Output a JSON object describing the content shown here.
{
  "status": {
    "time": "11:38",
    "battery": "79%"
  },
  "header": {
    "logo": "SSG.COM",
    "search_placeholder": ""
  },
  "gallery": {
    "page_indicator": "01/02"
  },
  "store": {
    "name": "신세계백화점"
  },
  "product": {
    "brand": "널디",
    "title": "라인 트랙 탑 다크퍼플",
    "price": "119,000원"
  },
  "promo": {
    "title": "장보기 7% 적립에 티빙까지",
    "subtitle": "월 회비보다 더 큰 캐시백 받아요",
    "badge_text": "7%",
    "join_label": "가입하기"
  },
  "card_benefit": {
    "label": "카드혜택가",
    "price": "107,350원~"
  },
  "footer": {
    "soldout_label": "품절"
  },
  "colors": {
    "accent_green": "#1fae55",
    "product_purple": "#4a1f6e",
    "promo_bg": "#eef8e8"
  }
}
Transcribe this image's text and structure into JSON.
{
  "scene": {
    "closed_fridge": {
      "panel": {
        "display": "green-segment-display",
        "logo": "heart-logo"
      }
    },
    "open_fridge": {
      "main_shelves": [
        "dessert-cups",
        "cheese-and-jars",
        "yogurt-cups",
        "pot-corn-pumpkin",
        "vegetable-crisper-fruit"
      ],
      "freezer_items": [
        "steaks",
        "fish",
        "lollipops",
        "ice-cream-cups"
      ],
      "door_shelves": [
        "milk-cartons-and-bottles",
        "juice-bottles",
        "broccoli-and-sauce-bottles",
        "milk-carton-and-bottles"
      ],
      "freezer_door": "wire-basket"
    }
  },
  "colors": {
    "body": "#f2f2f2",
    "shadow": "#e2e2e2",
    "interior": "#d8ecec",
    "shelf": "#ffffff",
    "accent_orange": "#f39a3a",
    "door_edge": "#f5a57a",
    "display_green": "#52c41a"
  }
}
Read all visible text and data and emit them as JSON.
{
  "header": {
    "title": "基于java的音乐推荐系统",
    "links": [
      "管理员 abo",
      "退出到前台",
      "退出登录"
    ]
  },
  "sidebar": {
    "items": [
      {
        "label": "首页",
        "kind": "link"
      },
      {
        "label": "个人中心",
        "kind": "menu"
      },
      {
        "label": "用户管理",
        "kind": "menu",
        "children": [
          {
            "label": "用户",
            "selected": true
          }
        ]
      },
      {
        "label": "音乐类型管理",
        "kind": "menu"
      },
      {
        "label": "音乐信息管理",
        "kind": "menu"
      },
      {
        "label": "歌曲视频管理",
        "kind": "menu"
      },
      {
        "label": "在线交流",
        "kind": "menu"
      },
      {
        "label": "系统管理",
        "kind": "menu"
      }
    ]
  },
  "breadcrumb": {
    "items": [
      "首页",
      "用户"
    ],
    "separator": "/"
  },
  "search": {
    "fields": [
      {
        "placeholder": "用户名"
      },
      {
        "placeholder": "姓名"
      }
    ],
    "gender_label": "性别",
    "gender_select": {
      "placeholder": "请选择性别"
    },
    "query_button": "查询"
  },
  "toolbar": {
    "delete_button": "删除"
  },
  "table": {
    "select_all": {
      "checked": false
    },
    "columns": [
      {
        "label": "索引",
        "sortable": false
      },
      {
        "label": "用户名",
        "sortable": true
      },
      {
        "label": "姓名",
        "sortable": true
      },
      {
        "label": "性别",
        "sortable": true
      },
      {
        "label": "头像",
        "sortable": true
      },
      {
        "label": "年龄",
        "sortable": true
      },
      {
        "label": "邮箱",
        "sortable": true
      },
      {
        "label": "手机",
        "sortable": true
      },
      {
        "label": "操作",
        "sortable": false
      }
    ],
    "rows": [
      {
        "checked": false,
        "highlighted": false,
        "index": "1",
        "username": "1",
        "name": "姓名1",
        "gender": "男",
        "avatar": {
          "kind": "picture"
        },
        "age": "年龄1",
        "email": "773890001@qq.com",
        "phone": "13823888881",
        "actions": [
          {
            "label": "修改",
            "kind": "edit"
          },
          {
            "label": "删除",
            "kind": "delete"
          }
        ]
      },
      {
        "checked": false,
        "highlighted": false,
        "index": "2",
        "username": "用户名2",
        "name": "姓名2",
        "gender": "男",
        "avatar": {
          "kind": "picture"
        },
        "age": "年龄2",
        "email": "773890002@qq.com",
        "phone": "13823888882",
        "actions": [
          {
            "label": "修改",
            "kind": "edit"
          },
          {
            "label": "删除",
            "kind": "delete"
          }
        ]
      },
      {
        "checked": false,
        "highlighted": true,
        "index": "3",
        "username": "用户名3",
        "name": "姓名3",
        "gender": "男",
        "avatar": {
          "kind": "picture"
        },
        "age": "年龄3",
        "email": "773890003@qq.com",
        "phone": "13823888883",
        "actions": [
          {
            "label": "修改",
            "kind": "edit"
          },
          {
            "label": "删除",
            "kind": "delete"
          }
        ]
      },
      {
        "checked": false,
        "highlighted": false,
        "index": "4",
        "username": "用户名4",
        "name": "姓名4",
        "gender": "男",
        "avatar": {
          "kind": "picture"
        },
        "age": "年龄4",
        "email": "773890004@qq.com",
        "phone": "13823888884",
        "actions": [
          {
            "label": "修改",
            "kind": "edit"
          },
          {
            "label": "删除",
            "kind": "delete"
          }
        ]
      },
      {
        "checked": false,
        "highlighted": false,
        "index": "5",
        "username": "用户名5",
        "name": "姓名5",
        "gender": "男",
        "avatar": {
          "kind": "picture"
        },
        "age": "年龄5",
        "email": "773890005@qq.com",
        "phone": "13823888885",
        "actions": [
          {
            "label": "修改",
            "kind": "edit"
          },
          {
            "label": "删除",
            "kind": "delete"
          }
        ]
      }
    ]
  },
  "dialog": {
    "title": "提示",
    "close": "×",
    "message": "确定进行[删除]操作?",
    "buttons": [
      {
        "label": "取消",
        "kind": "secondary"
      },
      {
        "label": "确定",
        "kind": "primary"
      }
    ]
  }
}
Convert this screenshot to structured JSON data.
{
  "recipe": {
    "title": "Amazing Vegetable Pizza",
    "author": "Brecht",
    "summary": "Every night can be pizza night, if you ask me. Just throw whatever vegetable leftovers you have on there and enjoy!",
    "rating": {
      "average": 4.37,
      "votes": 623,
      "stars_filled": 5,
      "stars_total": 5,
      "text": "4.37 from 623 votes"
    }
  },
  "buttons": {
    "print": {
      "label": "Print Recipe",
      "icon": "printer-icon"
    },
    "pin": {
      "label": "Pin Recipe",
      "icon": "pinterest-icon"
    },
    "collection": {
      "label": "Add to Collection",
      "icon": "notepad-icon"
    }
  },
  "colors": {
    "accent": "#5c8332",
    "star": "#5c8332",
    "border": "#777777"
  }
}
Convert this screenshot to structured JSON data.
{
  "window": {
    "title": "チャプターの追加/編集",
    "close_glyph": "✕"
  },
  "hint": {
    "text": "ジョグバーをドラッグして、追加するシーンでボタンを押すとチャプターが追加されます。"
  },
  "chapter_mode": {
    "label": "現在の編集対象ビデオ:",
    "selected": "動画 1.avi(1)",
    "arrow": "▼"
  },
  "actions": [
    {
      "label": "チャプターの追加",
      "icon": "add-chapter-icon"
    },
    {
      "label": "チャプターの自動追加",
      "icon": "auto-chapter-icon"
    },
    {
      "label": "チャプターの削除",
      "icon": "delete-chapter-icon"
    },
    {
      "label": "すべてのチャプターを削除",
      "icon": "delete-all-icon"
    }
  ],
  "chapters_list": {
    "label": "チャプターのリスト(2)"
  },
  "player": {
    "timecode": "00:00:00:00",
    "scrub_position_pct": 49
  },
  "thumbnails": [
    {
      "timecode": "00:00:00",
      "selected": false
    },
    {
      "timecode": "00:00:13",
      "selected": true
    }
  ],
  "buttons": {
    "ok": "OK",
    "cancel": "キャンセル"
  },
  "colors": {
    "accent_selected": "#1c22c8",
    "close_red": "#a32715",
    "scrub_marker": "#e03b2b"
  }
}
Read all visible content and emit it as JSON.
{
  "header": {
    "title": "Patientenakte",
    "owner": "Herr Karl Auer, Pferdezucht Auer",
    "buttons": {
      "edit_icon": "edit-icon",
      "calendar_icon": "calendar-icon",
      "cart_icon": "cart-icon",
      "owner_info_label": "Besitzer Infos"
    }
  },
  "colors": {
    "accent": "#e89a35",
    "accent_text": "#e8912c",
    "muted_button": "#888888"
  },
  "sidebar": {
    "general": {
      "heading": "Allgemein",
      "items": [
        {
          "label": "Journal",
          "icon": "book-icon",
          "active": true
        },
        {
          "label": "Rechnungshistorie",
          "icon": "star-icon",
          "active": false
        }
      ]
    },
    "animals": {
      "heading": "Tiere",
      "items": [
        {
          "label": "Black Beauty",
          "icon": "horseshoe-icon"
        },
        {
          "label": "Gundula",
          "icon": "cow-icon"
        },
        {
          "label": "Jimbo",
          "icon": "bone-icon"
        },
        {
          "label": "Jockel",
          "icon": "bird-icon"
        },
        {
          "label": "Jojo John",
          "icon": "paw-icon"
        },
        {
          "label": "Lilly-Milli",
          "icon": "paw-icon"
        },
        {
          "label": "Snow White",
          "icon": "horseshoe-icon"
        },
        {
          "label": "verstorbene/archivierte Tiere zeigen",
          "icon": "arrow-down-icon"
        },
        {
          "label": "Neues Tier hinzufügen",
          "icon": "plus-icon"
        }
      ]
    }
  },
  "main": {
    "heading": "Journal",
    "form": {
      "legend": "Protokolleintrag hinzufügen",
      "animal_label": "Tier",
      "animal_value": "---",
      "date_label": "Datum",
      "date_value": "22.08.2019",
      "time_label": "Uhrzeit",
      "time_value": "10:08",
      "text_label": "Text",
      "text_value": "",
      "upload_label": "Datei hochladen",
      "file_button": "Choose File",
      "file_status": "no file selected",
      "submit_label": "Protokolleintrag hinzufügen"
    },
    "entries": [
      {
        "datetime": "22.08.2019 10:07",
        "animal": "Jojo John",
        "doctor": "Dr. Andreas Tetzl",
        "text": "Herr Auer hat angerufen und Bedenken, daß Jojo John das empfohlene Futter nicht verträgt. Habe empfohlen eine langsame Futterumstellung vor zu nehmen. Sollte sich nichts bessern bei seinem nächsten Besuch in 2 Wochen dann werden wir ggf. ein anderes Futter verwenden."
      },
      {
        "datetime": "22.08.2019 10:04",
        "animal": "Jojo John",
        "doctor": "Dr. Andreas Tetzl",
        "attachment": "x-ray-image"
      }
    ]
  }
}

Aim: Establish how many lines of the material above hold the word "bottles". Nothing but the count should be returned.

Finished exercise: 4